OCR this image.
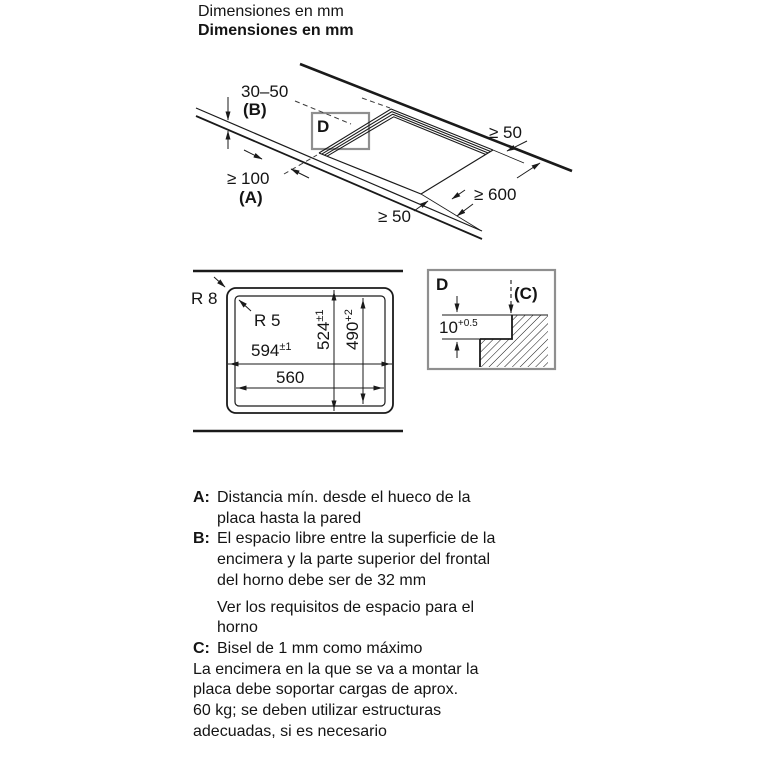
Dimensiones en mm
Dimensiones en mm
30–50
(B)
D	≥ 50
≥ 100
(A)	≥ 600
≥ 50
R 8
R 5
$594^{\pm 1}$
560
$524^{\pm 1}$
$490^{+2}$
D	(C)
$10^{+0.5}$
A: Distancia mín. desde el hueco de la
placa hasta la pared
B: El espacio libre entre la superficie de la
encimera y la parte superior del frontal
del horno debe ser de 32 mm
Ver los requisitos de espacio para el
horno
C: Bisel de 1 mm como máximo
La encimera en la que se va a montar la
placa debe soportar cargas de aprox.
60 kg; se deben utilizar estructuras
adecuadas, si es necesario
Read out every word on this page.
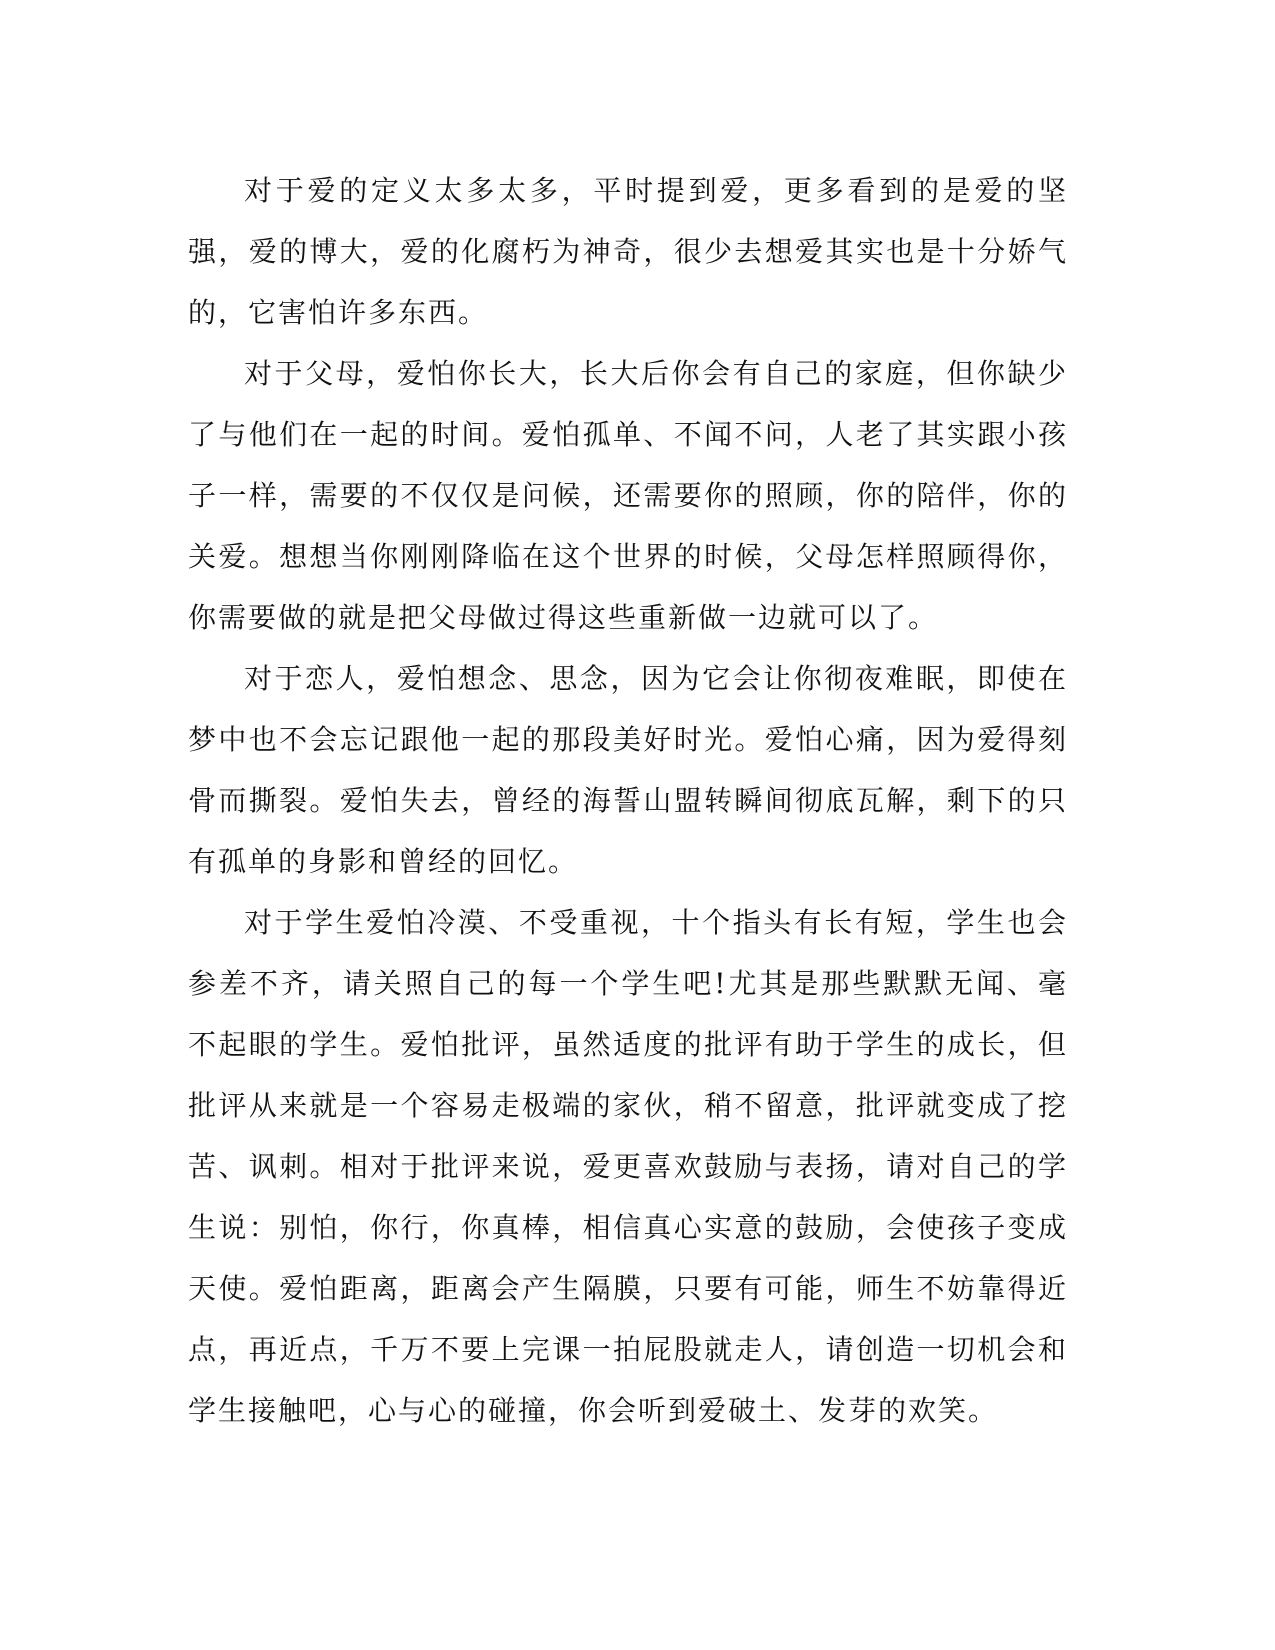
对于爱的定义太多太多，平时提到爱，更多看到的是爱的坚强，爱的博大，爱的化腐朽为神奇，很少去想爱其实也是十分娇气的，它害怕许多东西。

对于父母，爱怕你长大，长大后你会有自己的家庭，但你缺少了与他们在一起的时间。爱怕孤单、不闻不问，人老了其实跟小孩子一样，需要的不仅仅是问候，还需要你的照顾，你的陪伴，你的关爱。想想当你刚刚降临在这个世界的时候，父母怎样照顾得你，你需要做的就是把父母做过得这些重新做一边就可以了。

对于恋人，爱怕想念、思念，因为它会让你彻夜难眠，即使在梦中也不会忘记跟他一起的那段美好时光。爱怕心痛，因为爱得刻骨而撕裂。爱怕失去，曾经的海誓山盟转瞬间彻底瓦解，剩下的只有孤单的身影和曾经的回忆。

对于学生爱怕冷漠、不受重视，十个指头有长有短，学生也会参差不齐，请关照自己的每一个学生吧!尤其是那些默默无闻、毫不起眼的学生。爱怕批评，虽然适度的批评有助于学生的成长，但批评从来就是一个容易走极端的家伙，稍不留意，批评就变成了挖苦、讽刺。相对于批评来说，爱更喜欢鼓励与表扬，请对自己的学生说：别怕，你行，你真棒，相信真心实意的鼓励，会使孩子变成天使。爱怕距离，距离会产生隔膜，只要有可能，师生不妨靠得近点，再近点，千万不要上完课一拍屁股就走人，请创造一切机会和学生接触吧，心与心的碰撞，你会听到爱破土、发芽的欢笑。
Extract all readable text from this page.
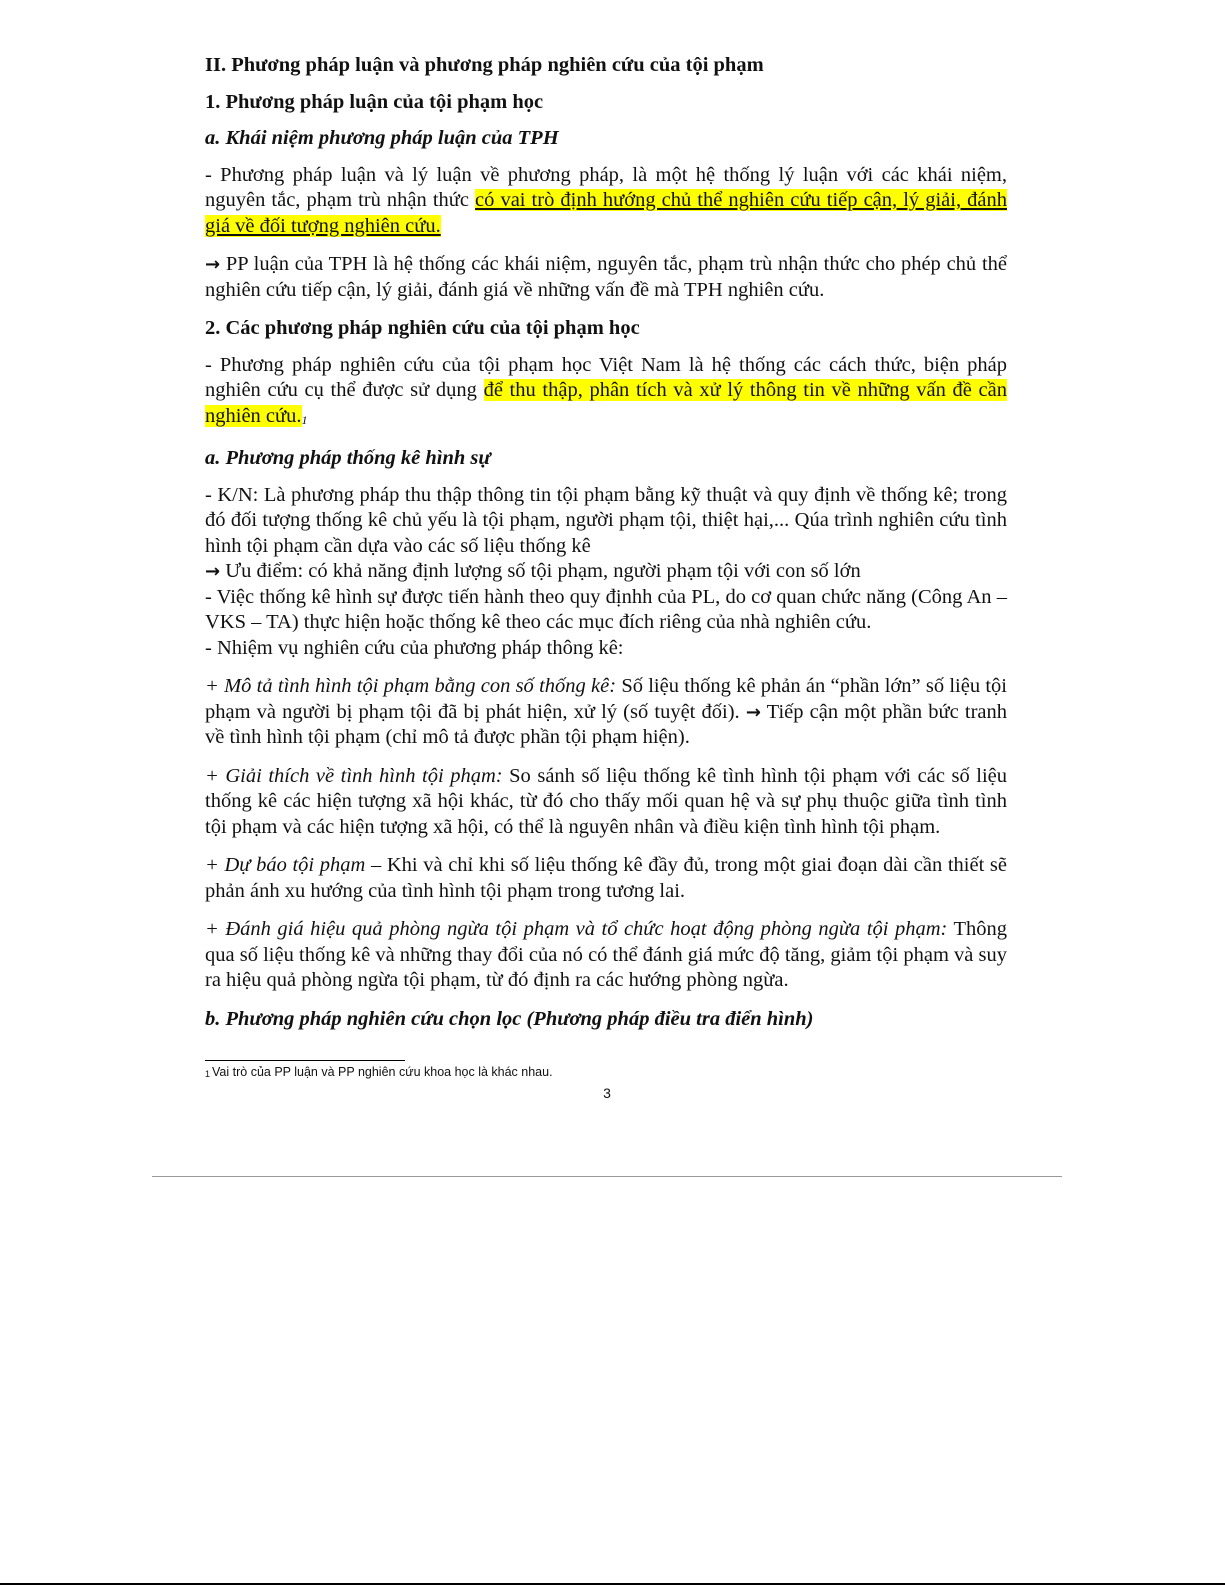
II. Phương pháp luận và phương pháp nghiên cứu của tội phạm
1. Phương pháp luận của tội phạm học
a. Khái niệm phương pháp luận của TPH

- Phương pháp luận và lý luận về phương pháp, là một hệ thống lý luận với các khái niệm, nguyên tắc, phạm trù nhận thức có vai trò định hướng chủ thể nghiên cứu tiếp cận, lý giải, đánh giá về đối tượng nghiên cứu.

→ PP luận của TPH là hệ thống các khái niệm, nguyên tắc, phạm trù nhận thức cho phép chủ thể nghiên cứu tiếp cận, lý giải, đánh giá về những vấn đề mà TPH nghiên cứu.

2. Các phương pháp nghiên cứu của tội phạm học

- Phương pháp nghiên cứu của tội phạm học Việt Nam là hệ thống các cách thức, biện pháp nghiên cứu cụ thể được sử dụng để thu thập, phân tích và xử lý thông tin về những vấn đề cần nghiên cứu.1

a. Phương pháp thống kê hình sự

- K/N: Là phương pháp thu thập thông tin tội phạm bằng kỹ thuật và quy định về thống kê; trong đó đối tượng thống kê chủ yếu là tội phạm, người phạm tội, thiệt hại,... Qúa trình nghiên cứu tình hình tội phạm cần dựa vào các số liệu thống kê

→ Ưu điểm: có khả năng định lượng số tội phạm, người phạm tội với con số lớn

- Việc thống kê hình sự được tiến hành theo quy địnhh của PL, do cơ quan chức năng (Công An – VKS – TA) thực hiện hoặc thống kê theo các mục đích riêng của nhà nghiên cứu.

- Nhiệm vụ nghiên cứu của phương pháp thông kê:

+ Mô tả tình hình tội phạm bằng con số thống kê: Số liệu thống kê phản án “phần lớn” số liệu tội phạm và người bị phạm tội đã bị phát hiện, xử lý (số tuyệt đối). → Tiếp cận một phần bức tranh về tình hình tội phạm (chỉ mô tả được phần tội phạm hiện).

+ Giải thích về tình hình tội phạm: So sánh số liệu thống kê tình hình tội phạm với các số liệu thống kê các hiện tượng xã hội khác, từ đó cho thấy mối quan hệ và sự phụ thuộc giữa tình tình tội phạm và các hiện tượng xã hội, có thể là nguyên nhân và điều kiện tình hình tội phạm.

+ Dự báo tội phạm – Khi và chỉ khi số liệu thống kê đầy đủ, trong một giai đoạn dài cần thiết sẽ phản ánh xu hướng của tình hình tội phạm trong tương lai.

+ Đánh giá hiệu quả phòng ngừa tội phạm và tổ chức hoạt động phòng ngừa tội phạm: Thông qua số liệu thống kê và những thay đổi của nó có thể đánh giá mức độ tăng, giảm tội phạm và suy ra hiệu quả phòng ngừa tội phạm, từ đó định ra các hướng phòng ngừa.

b. Phương pháp nghiên cứu chọn lọc (Phương pháp điều tra điển hình)
1 Vai trò của PP luận và PP nghiên cứu khoa học là khác nhau.
3
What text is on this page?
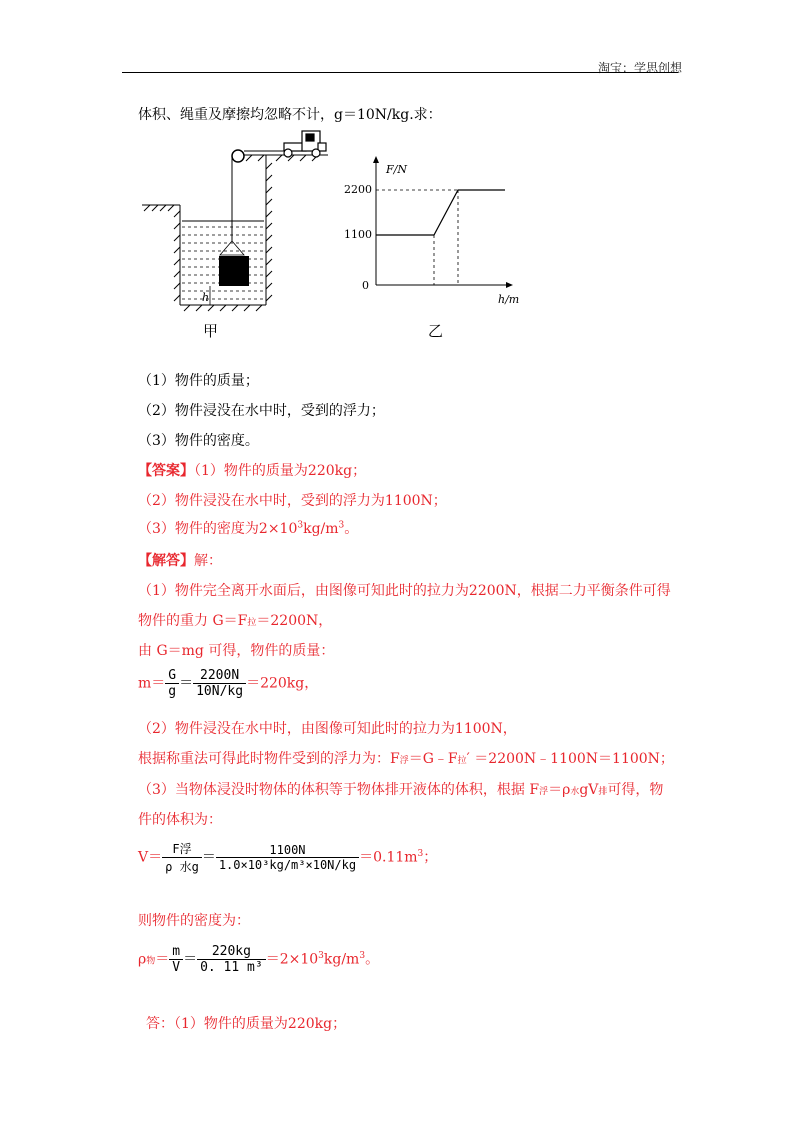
淘宝：学思创想
体积、绳重及摩擦均忽略不计，g＝10N/kg.求：
h
甲
F/N
2200
1100
0
h/m
乙
（1）物件的质量；
（2）物件浸没在水中时，受到的浮力；
（3）物件的密度。
【答案】（1）物件的质量为220kg；
（2）物件浸没在水中时，受到的浮力为1100N；
（3）物件的密度为$2\times 10^3kg/m^3$。
【解答】解：
（1）物件完全离开水面后，由图像可知此时的拉力为2200N，根据二力平衡条件可得
物件的重力 G＝F拉＝2200N，
由 G＝mg 可得，物件的质量：
$m= \frac{G}{g} = \frac{2200N}{10N/kg} =220kg$，
（2）物件浸没在水中时，由图像可知此时的拉力为1100N，
根据称重法可得此时物件受到的浮力为：F浮＝G﹣F拉′ ＝2200N﹣1100N＝1100N；
（3）当物体浸没时物体的体积等于物体排开液体的体积，根据 F浮＝ρ水gV排可得，物
件的体积为：
$V= \frac{\text{F浮}}{\text{ρ 水g}} = \frac{1100N}{\text{1.0×10³kg/m³×10N/kg}} =0.11m^3$；
则物件的密度为：
ρ物＝ $\frac{m}{V} = \frac{220kg}{\text{0. 11 m³}} =2\times 10^3kg/m^3$。
答：（1）物件的质量为220kg；
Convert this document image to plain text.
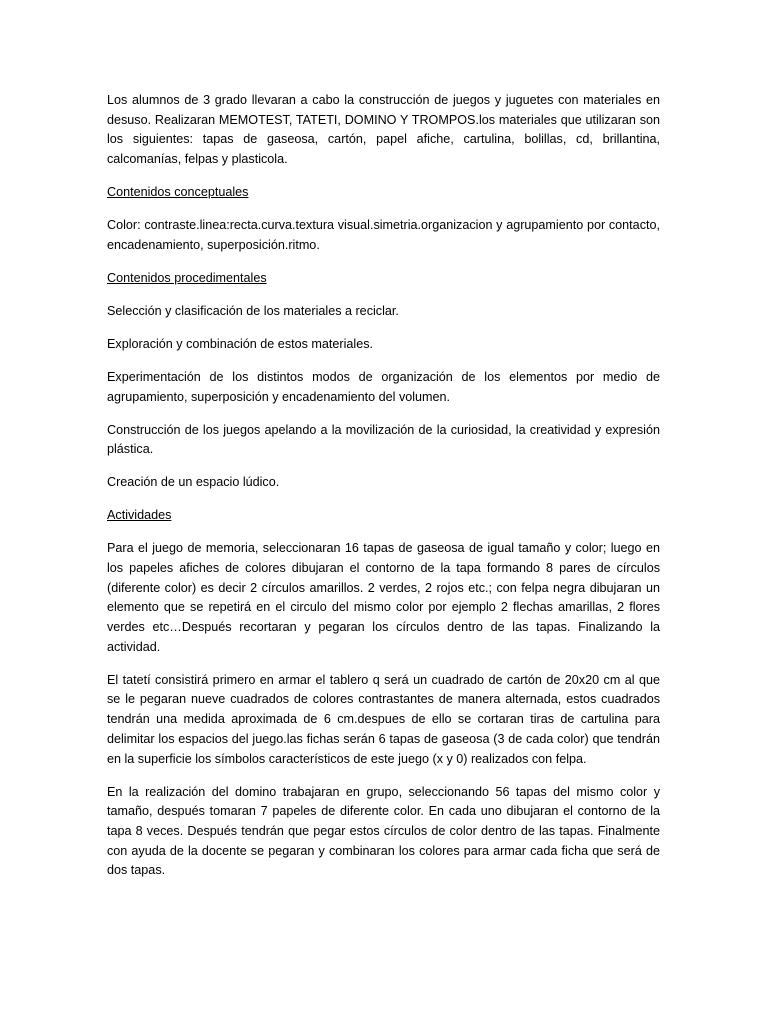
Los alumnos de 3 grado llevaran a cabo la construcción de juegos y juguetes con materiales en desuso. Realizaran MEMOTEST, TATETI, DOMINO Y TROMPOS.los materiales que utilizaran son los siguientes: tapas de gaseosa, cartón, papel afiche, cartulina, bolillas, cd, brillantina, calcomanías, felpas y plasticola.

Contenidos conceptuales

Color: contraste.linea:recta.curva.textura visual.simetria.organizacion y agrupamiento por contacto, encadenamiento, superposición.ritmo.

Contenidos procedimentales

Selección y clasificación de los materiales a reciclar.

Exploración y combinación de estos materiales.

Experimentación de los distintos modos de organización de los elementos por medio de agrupamiento, superposición y encadenamiento del volumen.

Construcción de los juegos apelando a la movilización de la curiosidad, la creatividad y expresión plástica.

Creación de un espacio lúdico.

Actividades

Para el juego de memoria, seleccionaran 16 tapas de gaseosa de igual tamaño y color; luego en los papeles afiches de colores dibujaran el contorno de la tapa formando 8 pares de círculos (diferente color) es decir 2 círculos amarillos. 2 verdes, 2 rojos etc.; con felpa negra dibujaran un elemento que se repetirá en el circulo del mismo color por ejemplo 2 flechas amarillas, 2 flores verdes etc…Después recortaran y pegaran los círculos dentro de las tapas. Finalizando la actividad.

El tatetí consistirá primero en armar el tablero q será un cuadrado de cartón de 20x20 cm al que se le pegaran nueve cuadrados de colores contrastantes de manera alternada, estos cuadrados tendrán una medida aproximada de 6 cm.despues de ello se cortaran tiras de cartulina para delimitar los espacios del juego.las fichas serán 6 tapas de gaseosa (3 de cada color) que tendrán en la superficie los símbolos característicos de este juego (x y 0) realizados con felpa.

En la realización del domino trabajaran en grupo, seleccionando 56 tapas del mismo color y tamaño, después tomaran 7 papeles de diferente color. En cada uno dibujaran el contorno de la tapa 8 veces. Después tendrán que pegar estos círculos de color dentro de las tapas. Finalmente con ayuda de la docente se pegaran y combinaran los colores para armar cada ficha que será de dos tapas.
^^^^^^^^^^^^^^^^
__TASK__: Pull out every line containing "物件浸没在水中时".

__COMPLETED TASK__:
（2）物件浸没在水中时，受到的浮力；
（2）物件浸没在水中时，受到的浮力为1100N；
（2）物件浸没在水中时，由图像可知此时的拉力为1100N，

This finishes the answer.